* START *
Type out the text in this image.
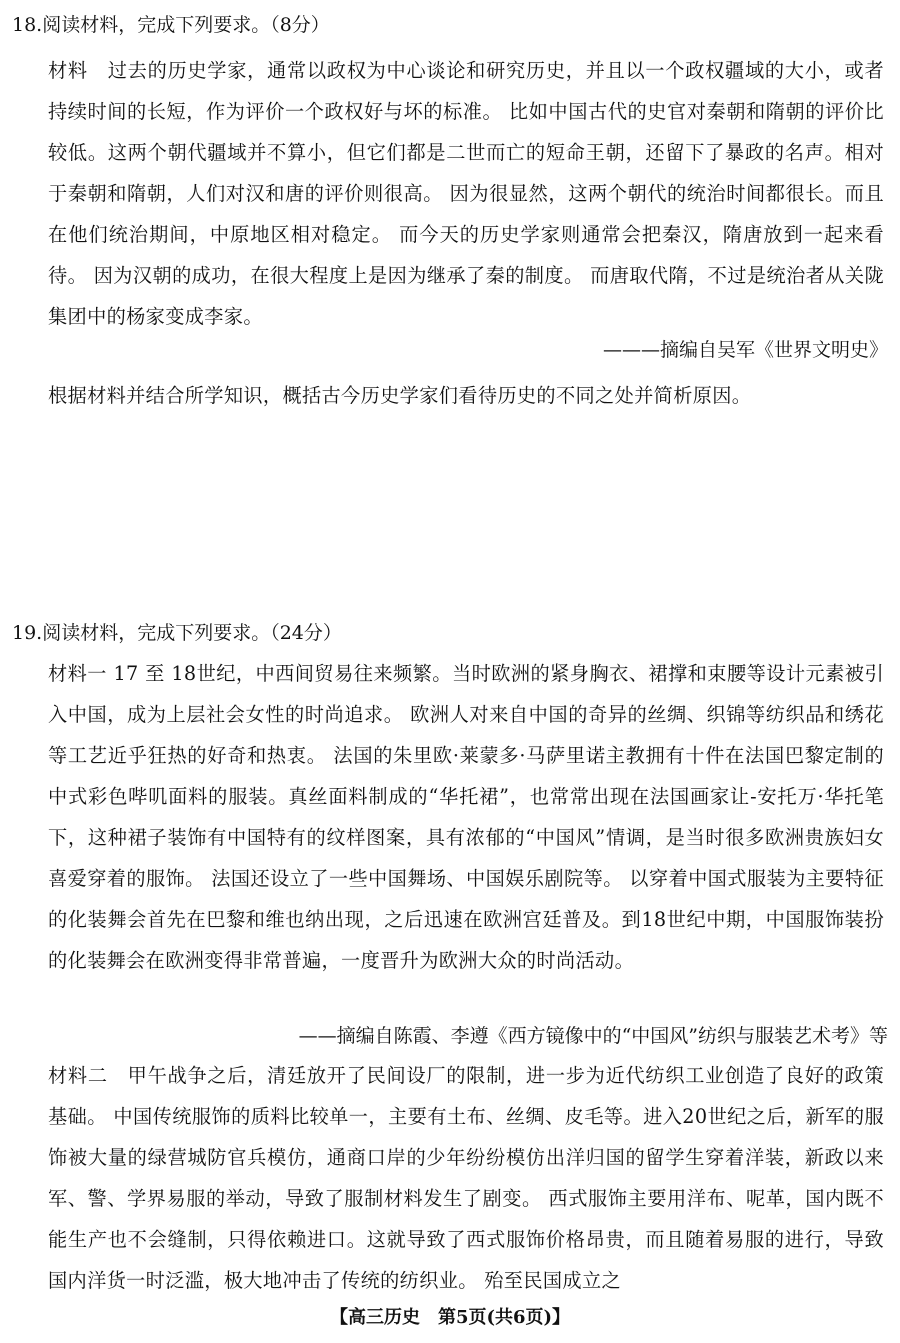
18.阅读材料，完成下列要求。（8分）

材料　过去的历史学家，通常以政权为中心谈论和研究历史，并且以一个政权疆域的大小，或者持续时间的长短，作为评价一个政权好与坏的标准。 比如中国古代的史官对秦朝和隋朝的评价比较低。这两个朝代疆域并不算小，但它们都是二世而亡的短命王朝，还留下了暴政的名声。相对于秦朝和隋朝，人们对汉和唐的评价则很高。 因为很显然，这两个朝代的统治时间都很长。而且在他们统治期间，中原地区相对稳定。 而今天的历史学家则通常会把秦汉，隋唐放到一起来看待。 因为汉朝的成功，在很大程度上是因为继承了秦的制度。 而唐取代隋，不过是统治者从关陇集团中的杨家变成李家。

———摘编自吴军《世界文明史》

根据材料并结合所学知识，概括古今历史学家们看待历史的不同之处并简析原因。

19.阅读材料，完成下列要求。（24分）

材料一 17 至 18世纪，中西间贸易往来频繁。当时欧洲的紧身胸衣、裙撑和束腰等设计元素被引入中国，成为上层社会女性的时尚追求。 欧洲人对来自中国的奇异的丝绸、织锦等纺织品和绣花等工艺近乎狂热的好奇和热衷。 法国的朱里欧·莱蒙多·马萨里诺主教拥有十件在法国巴黎定制的中式彩色哔叽面料的服装。真丝面料制成的“华托裙”，也常常出现在法国画家让-安托万·华托笔下，这种裙子装饰有中国特有的纹样图案，具有浓郁的“中国风”情调，是当时很多欧洲贵族妇女喜爱穿着的服饰。 法国还设立了一些中国舞场、中国娱乐剧院等。 以穿着中国式服装为主要特征的化装舞会首先在巴黎和维也纳出现，之后迅速在欧洲宫廷普及。到18世纪中期，中国服饰装扮的化装舞会在欧洲变得非常普遍，一度晋升为欧洲大众的时尚活动。

——摘编自陈霞、李遵《西方镜像中的“中国风”纺织与服装艺术考》等

材料二　甲午战争之后，清廷放开了民间设厂的限制，进一步为近代纺织工业创造了良好的政策基础。 中国传统服饰的质料比较单一，主要有土布、丝绸、皮毛等。进入20世纪之后，新军的服饰被大量的绿营城防官兵模仿，通商口岸的少年纷纷模仿出洋归国的留学生穿着洋装，新政以来军、警、学界易服的举动，导致了服制材料发生了剧变。 西式服饰主要用洋布、呢革，国内既不能生产也不会缝制，只得依赖进口。这就导致了西式服饰价格昂贵，而且随着易服的进行，导致国内洋货一时泛滥，极大地冲击了传统的纺织业。 殆至民国成立之

【高三历史　第5页(共6页)】
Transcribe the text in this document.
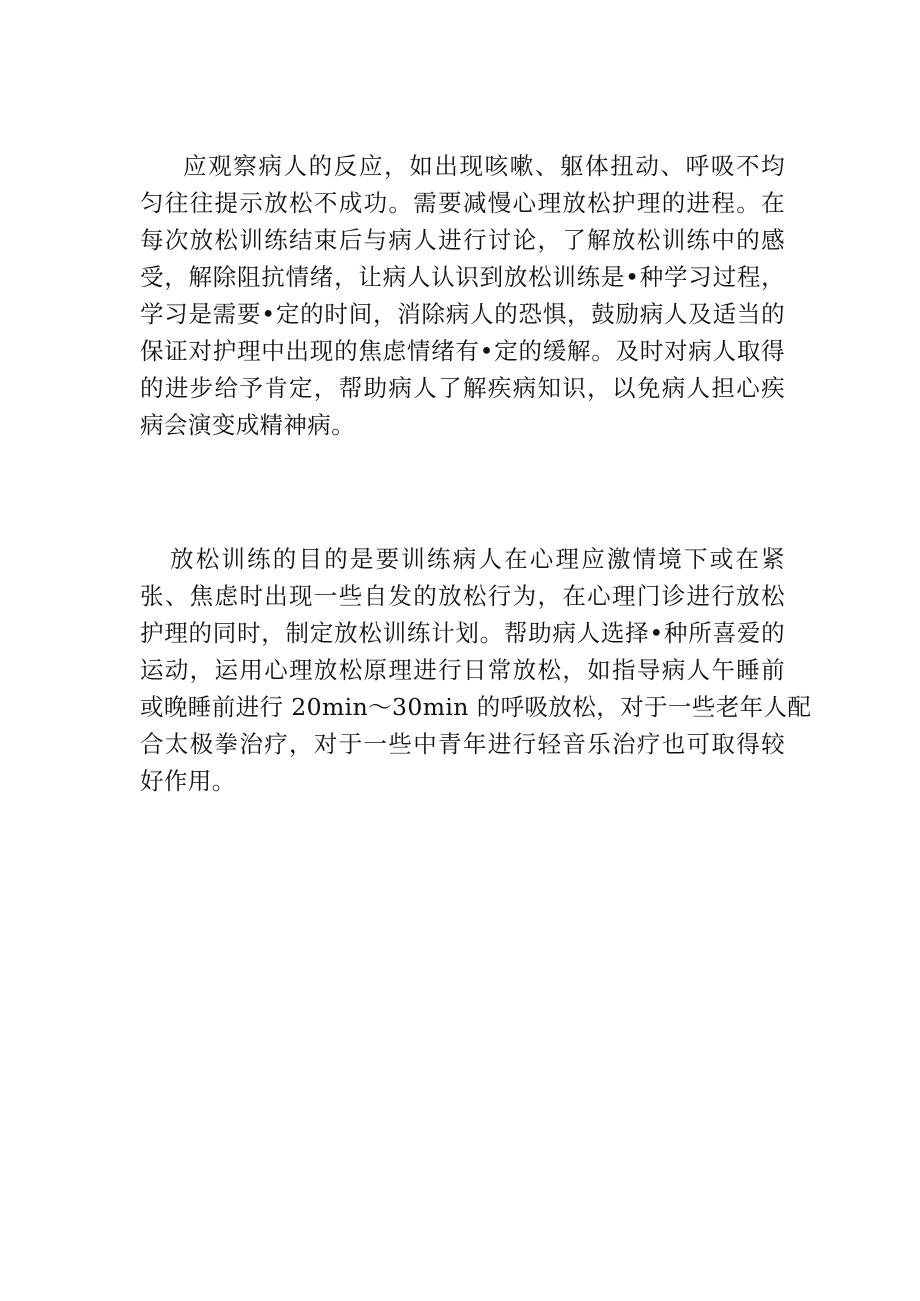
应观察病人的反应，如出现咳嗽、躯体扭动、呼吸不均
匀往往提示放松不成功。需要减慢心理放松护理的进程。在
每次放松训练结束后与病人进行讨论，了解放松训练中的感
受，解除阻抗情绪，让病人认识到放松训练是•种学习过程，
学习是需要•定的时间，消除病人的恐惧，鼓励病人及适当的
保证对护理中出现的焦虑情绪有•定的缓解。及时对病人取得
的进步给予肯定，帮助病人了解疾病知识，以免病人担心疾
病会演变成精神病。

放松训练的目的是要训练病人在心理应激情境下或在紧
张、焦虑时出现一些自发的放松行为，在心理门诊进行放松
护理的同时，制定放松训练计划。帮助病人选择•种所喜爱的
运动，运用心理放松原理进行日常放松，如指导病人午睡前
或晚睡前进行 20min～30min 的呼吸放松，对于一些老年人配
合太极拳治疗，对于一些中青年进行轻音乐治疗也可取得较
好作用。
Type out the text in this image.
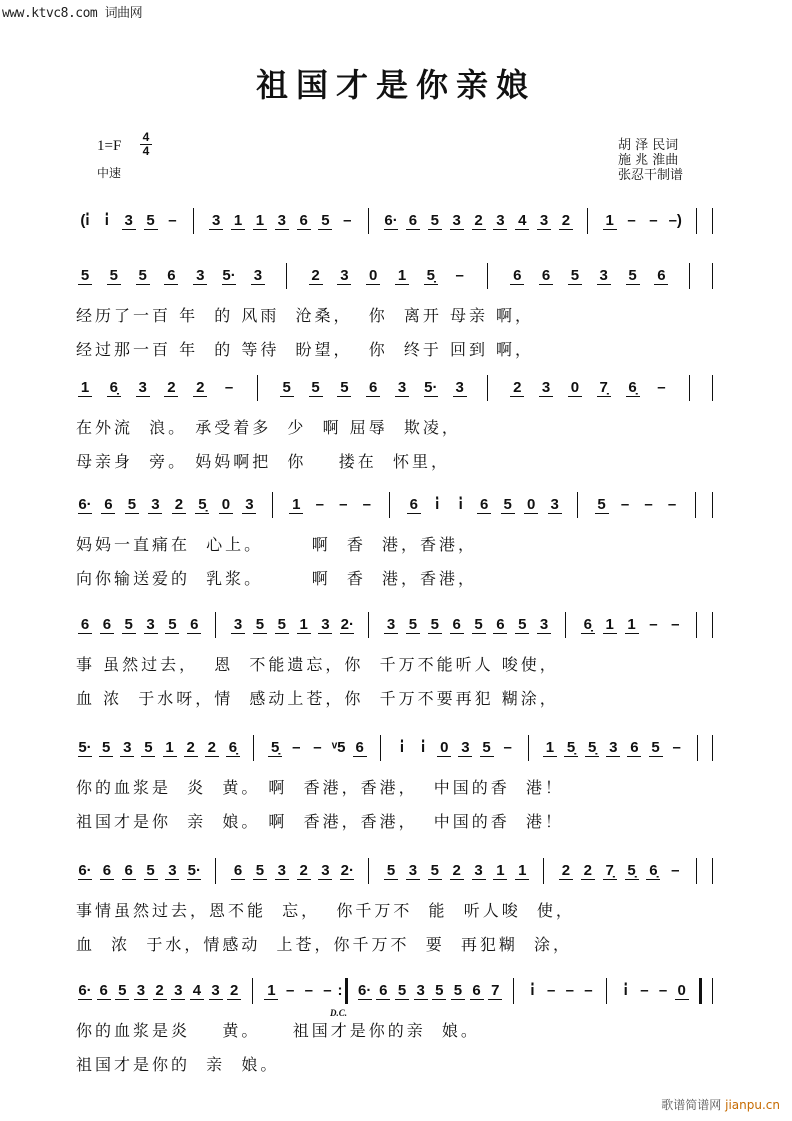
www.ktvc8.com 词曲网
祖国才是你亲娘
1=F
4
4
中速
胡 泽 民词
施 兆 淮曲
张忍干制谱
(i̇	i̇	3 5 – 3 1 1 3 6 5 – 6· 6 5 3 2 3 4 3 2 1 – – –)
5 5 5 6 3 5· 3	2 3 0 1 5̣ –	6 6 5 3 5 6
经历了一百 年  的 风雨  沧桑，  你  离开 母亲 啊，
经过那一百 年  的 等待  盼望，  你  终于 回到 啊，
1 6̣ 3 2 2 –	5 5 5 6 3 5· 3	2 3 0 7̣ 6̣ –
在外流  浪。 承受着多  少  啊 屈辱  欺凌，
母亲身  旁。 妈妈啊把  你    搂在  怀里，
6· 6 5 3 2 5̣ 0 3	1 – – –	6	i̇	i̇	6 5 0 3	5 – – –
妈妈一直痛在  心上。      啊  香  港，香港，
向你输送爱的  乳浆。      啊  香  港，香港，
6 6 5 3 5 6 3 5 5 1 3 2· 3 5 5 6 5 6 5 3 6̣ 1 1 – –
事 虽然过去，  恩  不能遗忘，你  千万不能听人 唆使，
血 浓  于水呀，情  感动上苍，你  千万不要再犯 糊涂，
5· 5 3 5 1 2 2 6̣ 5̣ – – ᵛ5 6	i̇	i̇ 0 3 5 – 1 5̣ 5̣ 3 6 5 –
你的血浆是  炎  黄。 啊  香港，香港，  中国的香  港！
祖国才是你  亲  娘。 啊  香港，香港，  中国的香  港！
6· 6 6 5 3 5· 6 5 3 2 3 2· 5 3 5 2 3 1 1 2 2 7̣ 5̣ 6̣ –
事情虽然过去，恩不能  忘，  你千万不  能  听人唆  使，
血  浓  于水，情感动  上苍，你千万不  要  再犯糊  涂，
6· 6 5 3 2 3 4 3 2 1 – – – :	6· 6 5 3 5 5 6 7	i̇ – – –	i̇ – – 0
D.C.
你的血浆是炎    黄。    祖国才是你的亲  娘。
祖国才是你的  亲  娘。
歌谱简谱网 jianpu.cn
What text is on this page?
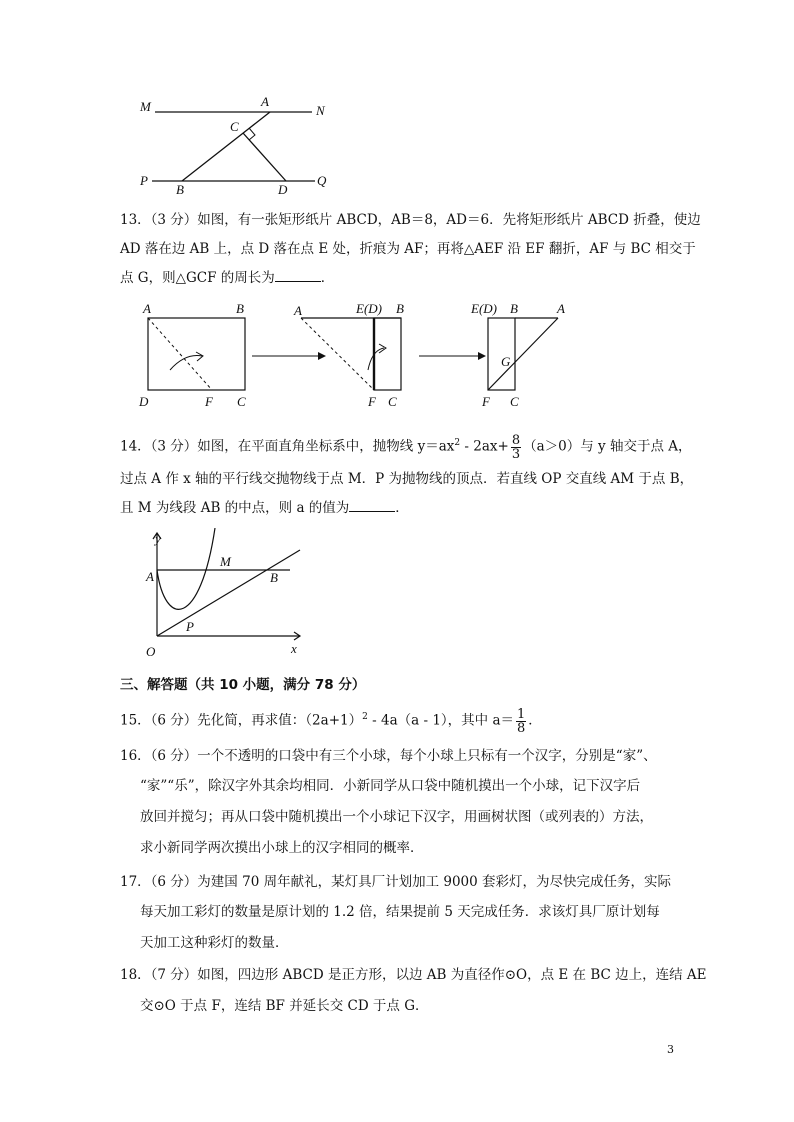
M	A
N
C
P
B	D
Q
13．（3 分）如图，有一张矩形纸片 ABCD，AB＝8，AD＝6．先将矩形纸片 ABCD 折叠，使边
AD 落在边 AB 上，点 D 落在点 E 处，折痕为 AF；再将△AEF 沿 EF 翻折，AF 与 BC 相交于
点 G，则△GCF 的周长为	．
A	B
D	F C
A	E(D) B
F C
E(D) B	A
G
F C
14．（3 分）如图，在平面直角坐标系中，抛物线 $y=ax^2 - 2ax+ \frac{8}{3} (a>0)$与 y 轴交于点 A，
过点 A 作 x 轴的平行线交抛物线于点 M．P 为抛物线的顶点．若直线 OP 交直线 AM 于点 B，
且 M 为线段 AB 的中点，则 a 的值为	．
y
A
M
B
P
O	x
三、解答题（共 10 小题，满分 78 分）
15．（6 分）先化简，再求值：$(2a+1)^2 - 4a(a - 1)$，其中 $a= \frac{1}{8}$ ．
16．（6 分）一个不透明的口袋中有三个小球，每个小球上只标有一个汉字，分别是“家”、
“家”“乐”，除汉字外其余均相同．小新同学从口袋中随机摸出一个小球，记下汉字后
放回并搅匀；再从口袋中随机摸出一个小球记下汉字，用画树状图（或列表的）方法，
求小新同学两次摸出小球上的汉字相同的概率．
17．（6 分）为建国 70 周年献礼，某灯具厂计划加工 9000 套彩灯，为尽快完成任务，实际
每天加工彩灯的数量是原计划的 1.2 倍，结果提前 5 天完成任务．求该灯具厂原计划每
天加工这种彩灯的数量．
18．（7 分）如图，四边形 ABCD 是正方形，以边 AB 为直径作⊙O，点 E 在 BC 边上，连结 AE
交⊙O 于点 F，连结 BF 并延长交 CD 于点 G．
3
* END *
- [EXERCISE PROMPT]:
Return from the data every line that holds "this".

- [EXERCISE ANSWER]:
Type out the text in this image.
Transcribe the text in this document.
Type out the text in this image.
What text is on this page?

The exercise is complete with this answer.